# START OF Material

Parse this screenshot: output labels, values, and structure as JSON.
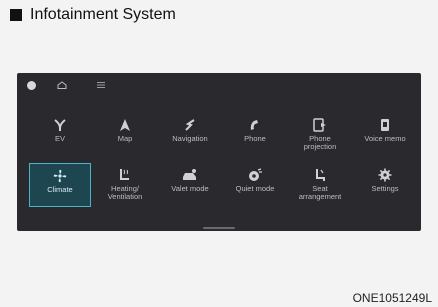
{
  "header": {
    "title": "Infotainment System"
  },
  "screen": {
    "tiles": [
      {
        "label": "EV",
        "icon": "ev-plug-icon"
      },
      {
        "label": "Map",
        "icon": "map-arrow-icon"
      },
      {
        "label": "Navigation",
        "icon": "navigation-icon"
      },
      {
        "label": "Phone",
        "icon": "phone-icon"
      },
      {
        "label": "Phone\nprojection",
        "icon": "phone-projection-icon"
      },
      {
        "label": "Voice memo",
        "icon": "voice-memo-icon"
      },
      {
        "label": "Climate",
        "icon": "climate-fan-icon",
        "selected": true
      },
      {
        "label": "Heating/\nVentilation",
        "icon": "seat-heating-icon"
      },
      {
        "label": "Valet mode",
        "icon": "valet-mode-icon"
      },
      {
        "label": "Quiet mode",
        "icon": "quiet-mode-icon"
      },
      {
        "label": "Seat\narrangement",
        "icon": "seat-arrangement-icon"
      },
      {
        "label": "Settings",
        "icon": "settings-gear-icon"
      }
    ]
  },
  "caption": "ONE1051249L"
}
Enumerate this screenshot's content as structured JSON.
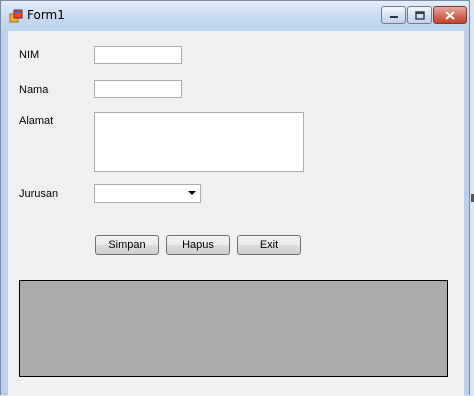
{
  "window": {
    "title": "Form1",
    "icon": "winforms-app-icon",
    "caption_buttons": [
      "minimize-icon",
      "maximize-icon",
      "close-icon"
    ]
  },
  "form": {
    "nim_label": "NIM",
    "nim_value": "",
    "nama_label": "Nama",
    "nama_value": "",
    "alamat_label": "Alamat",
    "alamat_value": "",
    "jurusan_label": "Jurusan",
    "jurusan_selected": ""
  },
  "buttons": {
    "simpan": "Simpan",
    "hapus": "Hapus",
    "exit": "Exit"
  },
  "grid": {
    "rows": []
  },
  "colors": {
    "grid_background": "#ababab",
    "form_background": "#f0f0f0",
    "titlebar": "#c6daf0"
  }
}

# END OF Material

Exercise → Identify all lines where the word "JSON" shows up. Copy them.

Correct output →
Parse this screenshot: output labels, values, and structure as JSON.
Enumerate this screenshot's content as structured JSON.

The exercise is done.